--- Begin DATA FOR THIS TASK ---

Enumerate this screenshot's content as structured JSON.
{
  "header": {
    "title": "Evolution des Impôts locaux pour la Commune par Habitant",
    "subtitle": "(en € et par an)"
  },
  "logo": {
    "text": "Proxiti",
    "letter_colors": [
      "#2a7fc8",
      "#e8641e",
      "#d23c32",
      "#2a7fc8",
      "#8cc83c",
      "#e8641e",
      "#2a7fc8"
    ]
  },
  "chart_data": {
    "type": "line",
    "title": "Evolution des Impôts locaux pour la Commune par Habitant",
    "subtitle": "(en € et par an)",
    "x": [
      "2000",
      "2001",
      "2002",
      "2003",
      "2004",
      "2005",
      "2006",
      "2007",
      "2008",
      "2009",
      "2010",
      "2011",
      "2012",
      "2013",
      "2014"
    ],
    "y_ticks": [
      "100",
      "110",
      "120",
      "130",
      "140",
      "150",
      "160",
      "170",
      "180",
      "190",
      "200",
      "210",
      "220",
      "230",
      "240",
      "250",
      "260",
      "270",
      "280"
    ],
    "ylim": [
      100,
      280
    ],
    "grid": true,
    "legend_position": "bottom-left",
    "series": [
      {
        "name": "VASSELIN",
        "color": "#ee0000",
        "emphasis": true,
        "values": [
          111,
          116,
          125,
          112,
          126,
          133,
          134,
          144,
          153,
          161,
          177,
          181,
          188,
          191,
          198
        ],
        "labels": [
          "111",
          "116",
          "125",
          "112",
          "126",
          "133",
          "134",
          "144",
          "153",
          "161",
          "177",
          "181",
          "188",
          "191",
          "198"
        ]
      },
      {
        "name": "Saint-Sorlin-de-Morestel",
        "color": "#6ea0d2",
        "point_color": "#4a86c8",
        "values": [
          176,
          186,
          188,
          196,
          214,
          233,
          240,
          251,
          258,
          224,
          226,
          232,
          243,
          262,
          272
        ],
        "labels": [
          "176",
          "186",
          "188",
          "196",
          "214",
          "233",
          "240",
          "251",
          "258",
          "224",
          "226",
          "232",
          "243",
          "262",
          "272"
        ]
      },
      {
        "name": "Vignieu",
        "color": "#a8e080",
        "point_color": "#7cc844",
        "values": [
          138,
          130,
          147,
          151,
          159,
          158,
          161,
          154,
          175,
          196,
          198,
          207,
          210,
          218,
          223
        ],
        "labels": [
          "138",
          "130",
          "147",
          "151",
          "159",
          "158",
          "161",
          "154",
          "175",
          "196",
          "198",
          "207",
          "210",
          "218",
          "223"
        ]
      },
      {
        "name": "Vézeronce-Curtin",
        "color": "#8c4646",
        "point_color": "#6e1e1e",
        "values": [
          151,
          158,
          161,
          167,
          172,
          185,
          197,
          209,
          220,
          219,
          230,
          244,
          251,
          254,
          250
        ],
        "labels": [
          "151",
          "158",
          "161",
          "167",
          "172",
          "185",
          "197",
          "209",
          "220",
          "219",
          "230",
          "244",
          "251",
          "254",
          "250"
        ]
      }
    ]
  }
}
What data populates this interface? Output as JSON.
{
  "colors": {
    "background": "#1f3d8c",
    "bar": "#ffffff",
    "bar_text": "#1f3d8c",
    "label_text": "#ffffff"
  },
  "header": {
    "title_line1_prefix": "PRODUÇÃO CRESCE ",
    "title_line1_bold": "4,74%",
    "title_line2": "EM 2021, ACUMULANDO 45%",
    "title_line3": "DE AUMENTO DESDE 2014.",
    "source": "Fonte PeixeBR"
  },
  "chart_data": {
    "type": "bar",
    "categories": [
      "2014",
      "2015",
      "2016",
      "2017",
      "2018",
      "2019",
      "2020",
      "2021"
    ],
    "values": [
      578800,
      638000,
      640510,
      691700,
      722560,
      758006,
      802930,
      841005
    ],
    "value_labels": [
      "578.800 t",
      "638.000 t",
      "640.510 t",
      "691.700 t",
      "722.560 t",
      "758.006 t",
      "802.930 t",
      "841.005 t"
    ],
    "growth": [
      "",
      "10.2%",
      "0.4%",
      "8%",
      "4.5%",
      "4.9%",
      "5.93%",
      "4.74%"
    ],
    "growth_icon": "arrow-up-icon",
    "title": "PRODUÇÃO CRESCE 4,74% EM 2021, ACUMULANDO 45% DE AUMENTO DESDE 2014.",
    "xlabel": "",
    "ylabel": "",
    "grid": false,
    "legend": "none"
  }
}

--- End DATA FOR THIS TASK ---

EXERCISE PROMPT:
Write the material out exactly, with nothing left out.

OUTPUT FOR THIS EXERCISE:
Enumerate this screenshot's content as structured JSON.
{
  "header": {
    "title": "Evolution des Impôts locaux pour la Commune par Habitant",
    "subtitle": "(en € et par an)"
  },
  "logo": {
    "text": "Proxiti",
    "letter_colors": [
      "#2a7fc8",
      "#e8641e",
      "#d23c32",
      "#2a7fc8",
      "#8cc83c",
      "#e8641e",
      "#2a7fc8"
    ]
  },
  "chart_data": {
    "type": "line",
    "title": "Evolution des Impôts locaux pour la Commune par Habitant",
    "subtitle": "(en € et par an)",
    "x": [
      "2000",
      "2001",
      "2002",
      "2003",
      "2004",
      "2005",
      "2006",
      "2007",
      "2008",
      "2009",
      "2010",
      "2011",
      "2012",
      "2013",
      "2014"
    ],
    "y_ticks": [
      "100",
      "110",
      "120",
      "130",
      "140",
      "150",
      "160",
      "170",
      "180",
      "190",
      "200",
      "210",
      "220",
      "230",
      "240",
      "250",
      "260",
      "270",
      "280"
    ],
    "ylim": [
      100,
      280
    ],
    "grid": true,
    "legend_position": "bottom-left",
    "series": [
      {
        "name": "VASSELIN",
        "color": "#ee0000",
        "emphasis": true,
        "values": [
          111,
          116,
          125,
          112,
          126,
          133,
          134,
          144,
          153,
          161,
          177,
          181,
          188,
          191,
          198
        ],
        "labels": [
          "111",
          "116",
          "125",
          "112",
          "126",
          "133",
          "134",
          "144",
          "153",
          "161",
          "177",
          "181",
          "188",
          "191",
          "198"
        ]
      },
      {
        "name": "Saint-Sorlin-de-Morestel",
        "color": "#6ea0d2",
        "point_color": "#4a86c8",
        "values": [
          176,
          186,
          188,
          196,
          214,
          233,
          240,
          251,
          258,
          224,
          226,
          232,
          243,
          262,
          272
        ],
        "labels": [
          "176",
          "186",
          "188",
          "196",
          "214",
          "233",
          "240",
          "251",
          "258",
          "224",
          "226",
          "232",
          "243",
          "262",
          "272"
        ]
      },
      {
        "name": "Vignieu",
        "color": "#a8e080",
        "point_color": "#7cc844",
        "values": [
          138,
          130,
          147,
          151,
          159,
          158,
          161,
          154,
          175,
          196,
          198,
          207,
          210,
          218,
          223
        ],
        "labels": [
          "138",
          "130",
          "147",
          "151",
          "159",
          "158",
          "161",
          "154",
          "175",
          "196",
          "198",
          "207",
          "210",
          "218",
          "223"
        ]
      },
      {
        "name": "Vézeronce-Curtin",
        "color": "#8c4646",
        "point_color": "#6e1e1e",
        "values": [
          151,
          158,
          161,
          167,
          172,
          185,
          197,
          209,
          220,
          219,
          230,
          244,
          251,
          254,
          250
        ],
        "labels": [
          "151",
          "158",
          "161",
          "167",
          "172",
          "185",
          "197",
          "209",
          "220",
          "219",
          "230",
          "244",
          "251",
          "254",
          "250"
        ]
      }
    ]
  }
}
What data populates this interface? Output as JSON.
{
  "colors": {
    "background": "#1f3d8c",
    "bar": "#ffffff",
    "bar_text": "#1f3d8c",
    "label_text": "#ffffff"
  },
  "header": {
    "title_line1_prefix": "PRODUÇÃO CRESCE ",
    "title_line1_bold": "4,74%",
    "title_line2": "EM 2021, ACUMULANDO 45%",
    "title_line3": "DE AUMENTO DESDE 2014.",
    "source": "Fonte PeixeBR"
  },
  "chart_data": {
    "type": "bar",
    "categories": [
      "2014",
      "2015",
      "2016",
      "2017",
      "2018",
      "2019",
      "2020",
      "2021"
    ],
    "values": [
      578800,
      638000,
      640510,
      691700,
      722560,
      758006,
      802930,
      841005
    ],
    "value_labels": [
      "578.800 t",
      "638.000 t",
      "640.510 t",
      "691.700 t",
      "722.560 t",
      "758.006 t",
      "802.930 t",
      "841.005 t"
    ],
    "growth": [
      "",
      "10.2%",
      "0.4%",
      "8%",
      "4.5%",
      "4.9%",
      "5.93%",
      "4.74%"
    ],
    "growth_icon": "arrow-up-icon",
    "title": "PRODUÇÃO CRESCE 4,74% EM 2021, ACUMULANDO 45% DE AUMENTO DESDE 2014.",
    "xlabel": "",
    "ylabel": "",
    "grid": false,
    "legend": "none"
  }
}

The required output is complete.